**WHAT NEEDS TO BE DONE**. Please quote each of the entries below word for word, reproducing every line unchanged.

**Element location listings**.
○ ○ ○ ○ ○ ○ ○
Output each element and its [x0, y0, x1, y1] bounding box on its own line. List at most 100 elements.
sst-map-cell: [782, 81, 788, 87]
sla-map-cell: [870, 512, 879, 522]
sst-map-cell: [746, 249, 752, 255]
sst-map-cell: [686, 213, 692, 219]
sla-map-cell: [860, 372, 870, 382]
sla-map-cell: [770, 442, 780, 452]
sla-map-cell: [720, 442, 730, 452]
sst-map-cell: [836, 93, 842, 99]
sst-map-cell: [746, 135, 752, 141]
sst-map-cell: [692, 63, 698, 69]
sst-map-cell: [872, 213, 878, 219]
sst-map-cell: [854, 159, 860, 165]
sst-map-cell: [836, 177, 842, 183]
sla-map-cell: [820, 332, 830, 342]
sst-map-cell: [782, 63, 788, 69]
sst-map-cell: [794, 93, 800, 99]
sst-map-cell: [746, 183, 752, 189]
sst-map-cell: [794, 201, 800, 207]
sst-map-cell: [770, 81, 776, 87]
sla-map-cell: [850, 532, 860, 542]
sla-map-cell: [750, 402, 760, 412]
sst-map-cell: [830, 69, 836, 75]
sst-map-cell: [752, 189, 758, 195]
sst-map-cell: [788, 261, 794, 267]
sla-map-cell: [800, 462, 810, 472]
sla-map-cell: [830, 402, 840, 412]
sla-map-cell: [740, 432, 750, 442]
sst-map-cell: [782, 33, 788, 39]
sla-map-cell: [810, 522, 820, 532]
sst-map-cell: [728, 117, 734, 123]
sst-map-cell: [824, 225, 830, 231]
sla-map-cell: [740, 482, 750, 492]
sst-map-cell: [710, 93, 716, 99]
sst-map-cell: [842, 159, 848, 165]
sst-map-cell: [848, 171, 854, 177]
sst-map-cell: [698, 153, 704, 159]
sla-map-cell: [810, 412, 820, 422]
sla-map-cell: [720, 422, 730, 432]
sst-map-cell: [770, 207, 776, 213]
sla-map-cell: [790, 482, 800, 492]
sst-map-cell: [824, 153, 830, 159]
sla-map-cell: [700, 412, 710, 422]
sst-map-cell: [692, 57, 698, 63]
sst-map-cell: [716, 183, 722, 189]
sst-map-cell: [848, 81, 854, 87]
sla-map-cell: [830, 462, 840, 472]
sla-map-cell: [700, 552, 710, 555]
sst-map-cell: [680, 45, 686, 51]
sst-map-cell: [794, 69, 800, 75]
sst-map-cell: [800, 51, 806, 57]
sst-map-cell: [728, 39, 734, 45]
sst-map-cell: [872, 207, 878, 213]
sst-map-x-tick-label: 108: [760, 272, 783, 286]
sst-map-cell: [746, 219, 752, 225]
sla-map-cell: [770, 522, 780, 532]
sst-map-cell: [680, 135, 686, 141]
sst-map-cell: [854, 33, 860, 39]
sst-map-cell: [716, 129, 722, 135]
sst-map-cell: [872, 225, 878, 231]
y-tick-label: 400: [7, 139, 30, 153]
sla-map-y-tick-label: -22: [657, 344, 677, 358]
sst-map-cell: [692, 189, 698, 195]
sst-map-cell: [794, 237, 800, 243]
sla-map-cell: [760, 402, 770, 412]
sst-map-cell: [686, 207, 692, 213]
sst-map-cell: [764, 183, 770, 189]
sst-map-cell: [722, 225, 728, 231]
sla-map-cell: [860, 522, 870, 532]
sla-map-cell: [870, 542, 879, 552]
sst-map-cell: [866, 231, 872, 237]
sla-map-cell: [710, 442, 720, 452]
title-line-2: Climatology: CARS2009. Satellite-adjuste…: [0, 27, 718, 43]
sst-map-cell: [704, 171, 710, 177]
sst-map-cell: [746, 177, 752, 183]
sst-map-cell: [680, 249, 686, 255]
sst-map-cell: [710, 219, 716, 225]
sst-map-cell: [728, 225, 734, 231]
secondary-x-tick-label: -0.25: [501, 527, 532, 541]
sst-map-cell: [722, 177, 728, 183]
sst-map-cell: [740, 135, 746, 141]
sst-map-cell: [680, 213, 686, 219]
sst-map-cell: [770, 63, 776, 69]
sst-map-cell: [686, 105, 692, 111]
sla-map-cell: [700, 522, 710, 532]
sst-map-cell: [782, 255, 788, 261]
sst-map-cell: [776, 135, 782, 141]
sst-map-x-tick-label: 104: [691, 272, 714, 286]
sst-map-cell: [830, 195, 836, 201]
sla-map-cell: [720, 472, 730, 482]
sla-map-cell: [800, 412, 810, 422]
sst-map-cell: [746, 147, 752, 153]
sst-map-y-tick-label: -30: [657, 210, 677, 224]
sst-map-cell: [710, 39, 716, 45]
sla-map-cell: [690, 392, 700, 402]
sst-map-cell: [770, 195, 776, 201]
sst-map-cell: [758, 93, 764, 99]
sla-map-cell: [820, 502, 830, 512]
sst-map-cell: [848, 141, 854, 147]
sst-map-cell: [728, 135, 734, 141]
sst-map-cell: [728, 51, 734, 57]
○ ○ ○ ○ ○ ○ ○
**COMPLETE ANSWER**.
Output each element and its [x0, y0, x1, y1] bounding box on its own line. List at most 100 elements.
sst-map-cell: [782, 81, 788, 87]
sla-map-cell: [870, 512, 879, 522]
sst-map-cell: [746, 249, 752, 255]
sst-map-cell: [686, 213, 692, 219]
sla-map-cell: [860, 372, 870, 382]
sla-map-cell: [770, 442, 780, 452]
sla-map-cell: [720, 442, 730, 452]
sst-map-cell: [836, 93, 842, 99]
sst-map-cell: [746, 135, 752, 141]
sst-map-cell: [692, 63, 698, 69]
sst-map-cell: [872, 213, 878, 219]
sst-map-cell: [854, 159, 860, 165]
sst-map-cell: [836, 177, 842, 183]
sla-map-cell: [820, 332, 830, 342]
sst-map-cell: [782, 63, 788, 69]
sst-map-cell: [794, 93, 800, 99]
sst-map-cell: [746, 183, 752, 189]
sst-map-cell: [794, 201, 800, 207]
sst-map-cell: [770, 81, 776, 87]
sla-map-cell: [850, 532, 860, 542]
sla-map-cell: [750, 402, 760, 412]
sst-map-cell: [830, 69, 836, 75]
sst-map-cell: [752, 189, 758, 195]
sst-map-cell: [788, 261, 794, 267]
sla-map-cell: [800, 462, 810, 472]
sla-map-cell: [830, 402, 840, 412]
sla-map-cell: [740, 432, 750, 442]
sst-map-cell: [782, 33, 788, 39]
sla-map-cell: [810, 522, 820, 532]
sst-map-cell: [728, 117, 734, 123]
sst-map-cell: [824, 225, 830, 231]
sla-map-cell: [740, 482, 750, 492]
sst-map-cell: [710, 93, 716, 99]
sst-map-cell: [842, 159, 848, 165]
sst-map-cell: [848, 171, 854, 177]
sst-map-cell: [698, 153, 704, 159]
sla-map-cell: [810, 412, 820, 422]
sla-map-cell: [720, 422, 730, 432]
sst-map-cell: [770, 207, 776, 213]
sla-map-cell: [790, 482, 800, 492]
sst-map-cell: [824, 153, 830, 159]
sla-map-cell: [700, 412, 710, 422]
sst-map-cell: [692, 57, 698, 63]
sst-map-cell: [716, 183, 722, 189]
sst-map-cell: [848, 81, 854, 87]
sla-map-cell: [830, 462, 840, 472]
sla-map-cell: [700, 552, 710, 555]
sst-map-cell: [680, 45, 686, 51]
sst-map-cell: [794, 69, 800, 75]
sst-map-cell: [800, 51, 806, 57]
sst-map-cell: [728, 39, 734, 45]
sst-map-cell: [872, 207, 878, 213]
sst-map-x-tick-label: 108: [760, 272, 783, 286]
sst-map-cell: [746, 219, 752, 225]
sla-map-cell: [770, 522, 780, 532]
sst-map-cell: [680, 135, 686, 141]
sst-map-cell: [854, 33, 860, 39]
sst-map-cell: [716, 129, 722, 135]
sst-map-cell: [872, 225, 878, 231]
y-tick-label: 400: [7, 139, 30, 153]
sla-map-y-tick-label: -22: [657, 344, 677, 358]
sst-map-cell: [692, 189, 698, 195]
sst-map-cell: [794, 237, 800, 243]
sla-map-cell: [760, 402, 770, 412]
sst-map-cell: [686, 207, 692, 213]
sst-map-cell: [764, 183, 770, 189]
sst-map-cell: [722, 225, 728, 231]
sla-map-cell: [860, 522, 870, 532]
sla-map-cell: [870, 542, 879, 552]
sst-map-cell: [866, 231, 872, 237]
sla-map-cell: [710, 442, 720, 452]
title-line-2: Climatology: CARS2009. Satellite-adjuste…: [0, 27, 718, 43]
sst-map-cell: [704, 171, 710, 177]
sst-map-cell: [746, 177, 752, 183]
sst-map-cell: [680, 249, 686, 255]
sst-map-cell: [710, 219, 716, 225]
sst-map-cell: [728, 225, 734, 231]
secondary-x-tick-label: -0.25: [501, 527, 532, 541]
sst-map-cell: [722, 177, 728, 183]
sst-map-cell: [740, 135, 746, 141]
sst-map-cell: [680, 213, 686, 219]
sst-map-cell: [770, 63, 776, 69]
sst-map-cell: [686, 105, 692, 111]
sla-map-cell: [700, 522, 710, 532]
sst-map-cell: [782, 255, 788, 261]
sst-map-cell: [776, 135, 782, 141]
sst-map-x-tick-label: 104: [691, 272, 714, 286]
sst-map-cell: [830, 195, 836, 201]
sla-map-cell: [720, 472, 730, 482]
sla-map-cell: [800, 412, 810, 422]
sst-map-cell: [746, 147, 752, 153]
sst-map-y-tick-label: -30: [657, 210, 677, 224]
sst-map-cell: [710, 39, 716, 45]
sla-map-cell: [690, 392, 700, 402]
sst-map-cell: [770, 195, 776, 201]
sst-map-cell: [758, 93, 764, 99]
sla-map-cell: [820, 502, 830, 512]
sst-map-cell: [848, 141, 854, 147]
sst-map-cell: [728, 135, 734, 141]
sst-map-cell: [728, 51, 734, 57]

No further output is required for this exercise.